WHAT YOU NEED TO DO:
Print the entries in full, word for word, but not the pictures.

THE INPUT:

○ ○ ○ ○

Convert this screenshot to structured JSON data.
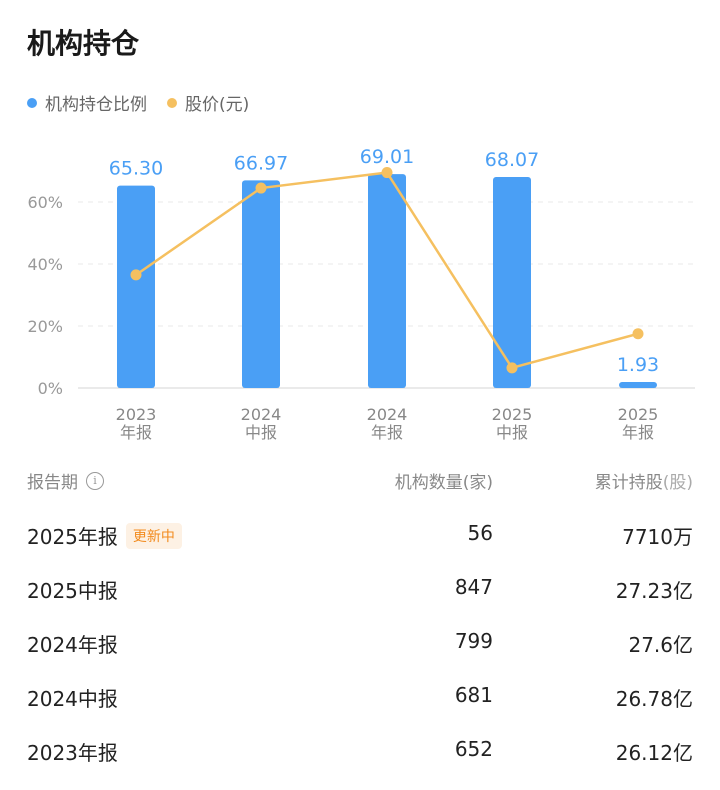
{
  "header": {
    "title": "机构持仓"
  },
  "legend": [
    {
      "label": "机构持仓比例",
      "color": "#4a9ff5"
    },
    {
      "label": "股价(元)",
      "color": "#f5c060"
    }
  ],
  "chart_data": {
    "type": "bar+line",
    "categories": [
      [
        "2023",
        "年报"
      ],
      [
        "2024",
        "中报"
      ],
      [
        "2024",
        "年报"
      ],
      [
        "2025",
        "中报"
      ],
      [
        "2025",
        "年报"
      ]
    ],
    "series": [
      {
        "name": "机构持仓比例",
        "type": "bar",
        "values": [
          65.3,
          66.97,
          69.01,
          68.07,
          1.93
        ],
        "labels": [
          "65.30",
          "66.97",
          "69.01",
          "68.07",
          "1.93"
        ],
        "color": "#4a9ff5"
      },
      {
        "name": "股价(元)",
        "type": "line",
        "values": [
          36.5,
          64.5,
          69.5,
          6.5,
          17.5
        ],
        "color": "#f5c060"
      }
    ],
    "y_ticks": [
      "0%",
      "20%",
      "40%",
      "60%"
    ],
    "ylim": [
      0,
      80
    ],
    "grid": true
  },
  "table": {
    "headers": {
      "period": "报告期",
      "info_icon": "i",
      "count": "机构数量(家)",
      "shares": "累计持股",
      "shares_unit": "(股)"
    },
    "rows": [
      {
        "period": "2025年报",
        "badge": "更新中",
        "count": "56",
        "shares": "7710万"
      },
      {
        "period": "2025中报",
        "badge": "",
        "count": "847",
        "shares": "27.23亿"
      },
      {
        "period": "2024年报",
        "badge": "",
        "count": "799",
        "shares": "27.6亿"
      },
      {
        "period": "2024中报",
        "badge": "",
        "count": "681",
        "shares": "26.78亿"
      },
      {
        "period": "2023年报",
        "badge": "",
        "count": "652",
        "shares": "26.12亿"
      }
    ]
  }
}
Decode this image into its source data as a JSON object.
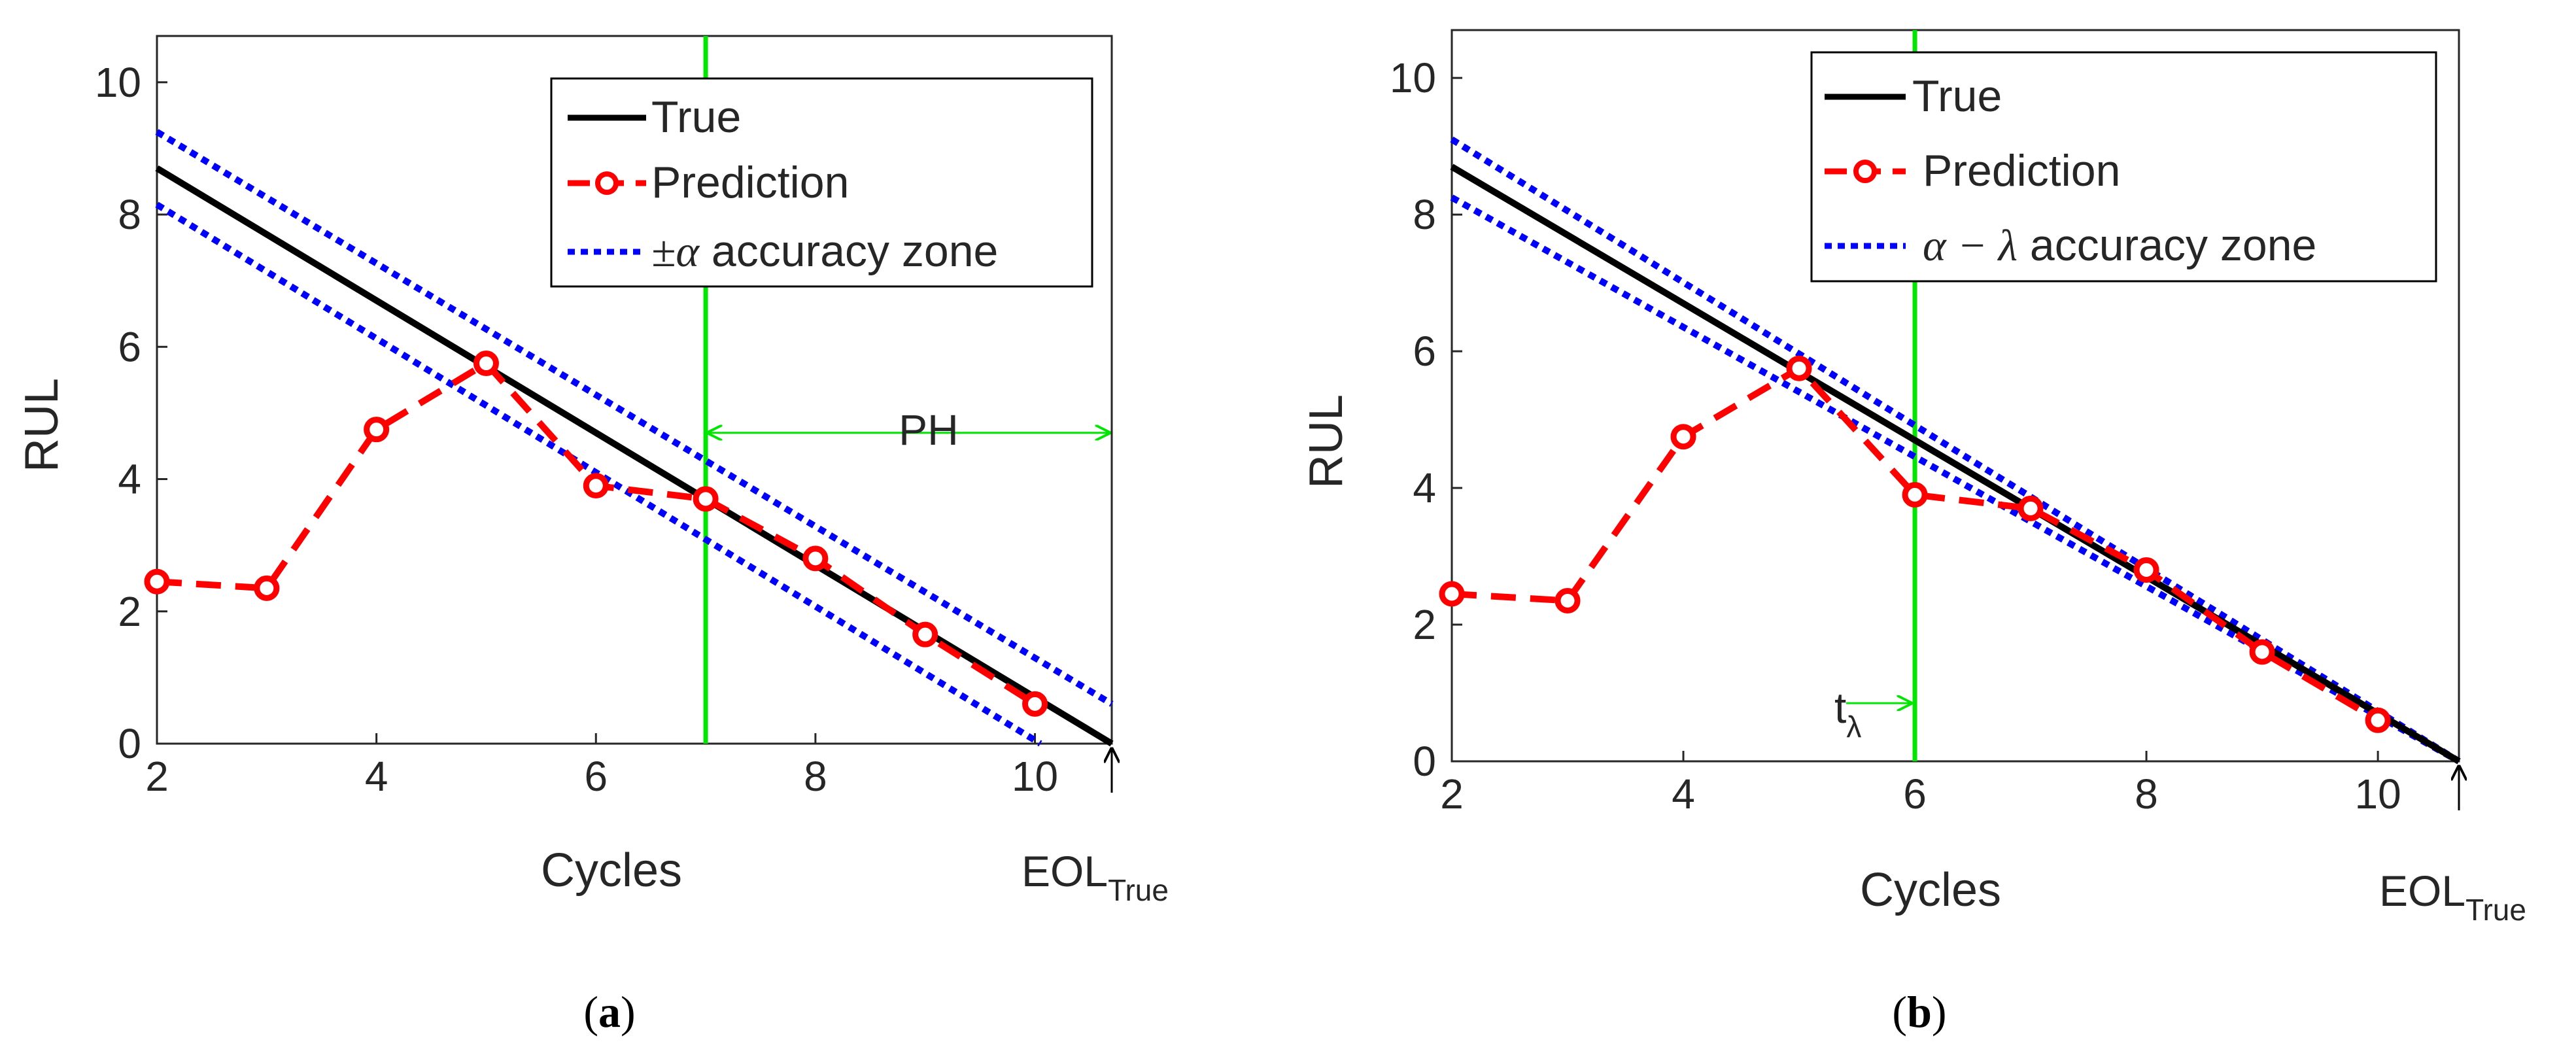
{
  "chart_data": [
    {
      "type": "line",
      "panel_label": "a",
      "xlabel": "Cycles",
      "ylabel": "RUL",
      "xlim": [
        2,
        10.7
      ],
      "ylim": [
        0,
        10.7
      ],
      "xticks": [
        2,
        4,
        6,
        8,
        10
      ],
      "yticks": [
        0,
        2,
        4,
        6,
        8,
        10
      ],
      "series": [
        {
          "name": "True",
          "x": [
            2,
            10.7
          ],
          "y": [
            8.7,
            0
          ],
          "color": "#000000"
        },
        {
          "name": "Prediction",
          "x": [
            2,
            3,
            4,
            5,
            6,
            7,
            8,
            9,
            10
          ],
          "y": [
            2.45,
            2.35,
            4.75,
            5.75,
            3.9,
            3.7,
            2.8,
            1.65,
            0.6
          ],
          "color": "#ff0000"
        },
        {
          "name": "±α accuracy zone",
          "upper": {
            "x": [
              2,
              10.7
            ],
            "y": [
              9.25,
              0.6
            ]
          },
          "lower": {
            "x": [
              2,
              10.05
            ],
            "y": [
              8.15,
              0
            ]
          },
          "color": "#0000ff"
        }
      ],
      "legend": [
        "True",
        "Prediction",
        "±α accuracy zone"
      ],
      "legend_position": "top-right",
      "vline": {
        "x": 7,
        "color": "#00e600"
      },
      "ph_arrow": {
        "x_start": 7,
        "x_end": 10.7,
        "y": 4.7,
        "label": "PH"
      },
      "eol": {
        "x": 10.7,
        "label": "EOL",
        "subscript": "True"
      }
    },
    {
      "type": "line",
      "panel_label": "b",
      "xlabel": "Cycles",
      "ylabel": "RUL",
      "xlim": [
        2,
        10.7
      ],
      "ylim": [
        0,
        10.7
      ],
      "xticks": [
        2,
        4,
        6,
        8,
        10
      ],
      "yticks": [
        0,
        2,
        4,
        6,
        8,
        10
      ],
      "series": [
        {
          "name": "True",
          "x": [
            2,
            10.7
          ],
          "y": [
            8.7,
            0
          ],
          "color": "#000000"
        },
        {
          "name": "Prediction",
          "x": [
            2,
            3,
            4,
            5,
            6,
            7,
            8,
            9,
            10
          ],
          "y": [
            2.45,
            2.35,
            4.75,
            5.75,
            3.9,
            3.7,
            2.8,
            1.6,
            0.6
          ],
          "color": "#ff0000"
        },
        {
          "name": "α − λ accuracy zone",
          "upper": {
            "x": [
              2,
              10.7
            ],
            "y": [
              9.1,
              0
            ]
          },
          "lower": {
            "x": [
              2,
              10.7
            ],
            "y": [
              8.25,
              0
            ]
          },
          "color": "#0000ff"
        }
      ],
      "legend": [
        "True",
        "Prediction",
        "α − λ accuracy zone"
      ],
      "legend_position": "top-right",
      "vline": {
        "x": 6,
        "color": "#00e600"
      },
      "t_lambda": {
        "label": "t",
        "subscript": "λ",
        "x": 6,
        "y": 0.85
      },
      "eol": {
        "x": 10.7,
        "label": "EOL",
        "subscript": "True"
      }
    }
  ],
  "captions": {
    "a": {
      "open": "(",
      "label": "a",
      "close": ")"
    },
    "b": {
      "open": "(",
      "label": "b",
      "close": ")"
    }
  },
  "text": {
    "a": {
      "ylabel": "RUL",
      "xlabel": "Cycles",
      "legend_true": "True",
      "legend_pred": "Prediction",
      "legend_zone_sym": "±α",
      "legend_zone_rest": " accuracy zone",
      "ph": "PH",
      "eol": "EOL",
      "eol_sub": "True"
    },
    "b": {
      "ylabel": "RUL",
      "xlabel": "Cycles",
      "legend_true": "True",
      "legend_pred": "Prediction",
      "legend_zone_sym": "α − λ",
      "legend_zone_rest": " accuracy zone",
      "t": "t",
      "t_sub": "λ",
      "eol": "EOL",
      "eol_sub": "True"
    }
  }
}
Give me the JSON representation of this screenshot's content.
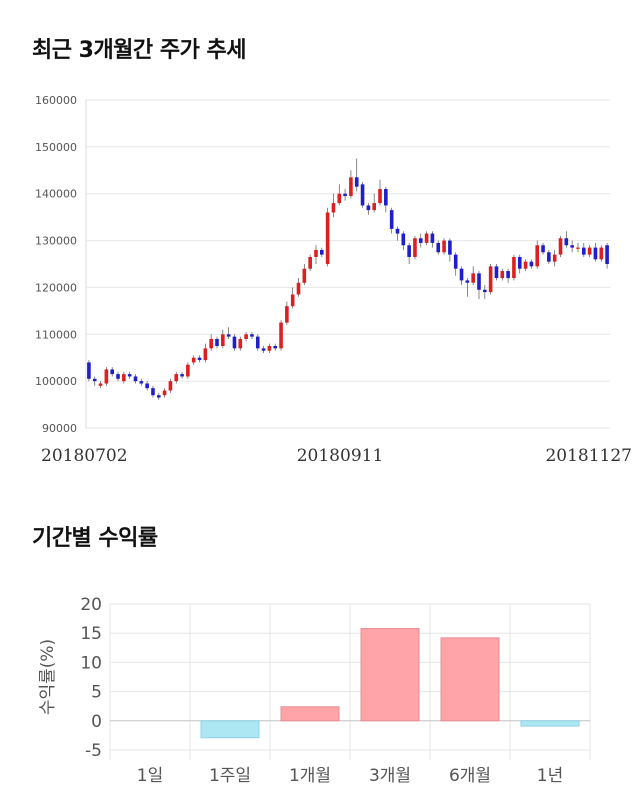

○ ○ ○ ○

REPLY TO THE EXERCISE:
Convert this screenshot to structured JSON data.
{
  "header": {
    "title": "机构持仓"
  },
  "legend": [
    {
      "label": "机构持仓比例",
      "color": "#4a9ff5"
    },
    {
      "label": "股价(元)",
      "color": "#f5c060"
    }
  ],
  "chart_data": {
    "type": "bar+line",
    "categories": [
      [
        "2023",
        "年报"
      ],
      [
        "2024",
        "中报"
      ],
      [
        "2024",
        "年报"
      ],
      [
        "2025",
        "中报"
      ],
      [
        "2025",
        "年报"
      ]
    ],
    "series": [
      {
        "name": "机构持仓比例",
        "type": "bar",
        "values": [
          65.3,
          66.97,
          69.01,
          68.07,
          1.93
        ],
        "labels": [
          "65.30",
          "66.97",
          "69.01",
          "68.07",
          "1.93"
        ],
        "color": "#4a9ff5"
      },
      {
        "name": "股价(元)",
        "type": "line",
        "values": [
          36.5,
          64.5,
          69.5,
          6.5,
          17.5
        ],
        "color": "#f5c060"
      }
    ],
    "y_ticks": [
      "0%",
      "20%",
      "40%",
      "60%"
    ],
    "ylim": [
      0,
      80
    ],
    "grid": true
  },
  "table": {
    "headers": {
      "period": "报告期",
      "info_icon": "i",
      "count": "机构数量(家)",
      "shares": "累计持股",
      "shares_unit": "(股)"
    },
    "rows": [
      {
        "period": "2025年报",
        "badge": "更新中",
        "count": "56",
        "shares": "7710万"
      },
      {
        "period": "2025中报",
        "badge": "",
        "count": "847",
        "shares": "27.23亿"
      },
      {
        "period": "2024年报",
        "badge": "",
        "count": "799",
        "shares": "27.6亿"
      },
      {
        "period": "2024中报",
        "badge": "",
        "count": "681",
        "shares": "26.78亿"
      },
      {
        "period": "2023年报",
        "badge": "",
        "count": "652",
        "shares": "26.12亿"
      }
    ]
  }
}
Decode this image into its source data as a JSON object.
{
  "chart_data": [
    {
      "type": "line",
      "panel_label": "a",
      "xlabel": "Cycles",
      "ylabel": "RUL",
      "xlim": [
        2,
        10.7
      ],
      "ylim": [
        0,
        10.7
      ],
      "xticks": [
        2,
        4,
        6,
        8,
        10
      ],
      "yticks": [
        0,
        2,
        4,
        6,
        8,
        10
      ],
      "series": [
        {
          "name": "True",
          "x": [
            2,
            10.7
          ],
          "y": [
            8.7,
            0
          ],
          "color": "#000000"
        },
        {
          "name": "Prediction",
          "x": [
            2,
            3,
            4,
            5,
            6,
            7,
            8,
            9,
            10
          ],
          "y": [
            2.45,
            2.35,
            4.75,
            5.75,
            3.9,
            3.7,
            2.8,
            1.65,
            0.6
          ],
          "color": "#ff0000"
        },
        {
          "name": "±α accuracy zone",
          "upper": {
            "x": [
              2,
              10.7
            ],
            "y": [
              9.25,
              0.6
            ]
          },
          "lower": {
            "x": [
              2,
              10.05
            ],
            "y": [
              8.15,
              0
            ]
          },
          "color": "#0000ff"
        }
      ],
      "legend": [
        "True",
        "Prediction",
        "±α accuracy zone"
      ],
      "legend_position": "top-right",
      "vline": {
        "x": 7,
        "color": "#00e600"
      },
      "ph_arrow": {
        "x_start": 7,
        "x_end": 10.7,
        "y": 4.7,
        "label": "PH"
      },
      "eol": {
        "x": 10.7,
        "label": "EOL",
        "subscript": "True"
      }
    },
    {
      "type": "line",
      "panel_label": "b",
      "xlabel": "Cycles",
      "ylabel": "RUL",
      "xlim": [
        2,
        10.7
      ],
      "ylim": [
        0,
        10.7
      ],
      "xticks": [
        2,
        4,
        6,
        8,
        10
      ],
      "yticks": [
        0,
        2,
        4,
        6,
        8,
        10
      ],
      "series": [
        {
          "name": "True",
          "x": [
            2,
            10.7
          ],
          "y": [
            8.7,
            0
          ],
          "color": "#000000"
        },
        {
          "name": "Prediction",
          "x": [
            2,
            3,
            4,
            5,
            6,
            7,
            8,
            9,
            10
          ],
          "y": [
            2.45,
            2.35,
            4.75,
            5.75,
            3.9,
            3.7,
            2.8,
            1.6,
            0.6
          ],
          "color": "#ff0000"
        },
        {
          "name": "α − λ accuracy zone",
          "upper": {
            "x": [
              2,
              10.7
            ],
            "y": [
              9.1,
              0
            ]
          },
          "lower": {
            "x": [
              2,
              10.7
            ],
            "y": [
              8.25,
              0
            ]
          },
          "color": "#0000ff"
        }
      ],
      "legend": [
        "True",
        "Prediction",
        "α − λ accuracy zone"
      ],
      "legend_position": "top-right",
      "vline": {
        "x": 6,
        "color": "#00e600"
      },
      "t_lambda": {
        "label": "t",
        "subscript": "λ",
        "x": 6,
        "y": 0.85
      },
      "eol": {
        "x": 10.7,
        "label": "EOL",
        "subscript": "True"
      }
    }
  ],
  "captions": {
    "a": {
      "open": "(",
      "label": "a",
      "close": ")"
    },
    "b": {
      "open": "(",
      "label": "b",
      "close": ")"
    }
  },
  "text": {
    "a": {
      "ylabel": "RUL",
      "xlabel": "Cycles",
      "legend_true": "True",
      "legend_pred": "Prediction",
      "legend_zone_sym": "±α",
      "legend_zone_rest": " accuracy zone",
      "ph": "PH",
      "eol": "EOL",
      "eol_sub": "True"
    },
    "b": {
      "ylabel": "RUL",
      "xlabel": "Cycles",
      "legend_true": "True",
      "legend_pred": "Prediction",
      "legend_zone_sym": "α − λ",
      "legend_zone_rest": " accuracy zone",
      "t": "t",
      "t_sub": "λ",
      "eol": "EOL",
      "eol_sub": "True"
    }
  }
}
Give me the JSON representation of this screenshot's content.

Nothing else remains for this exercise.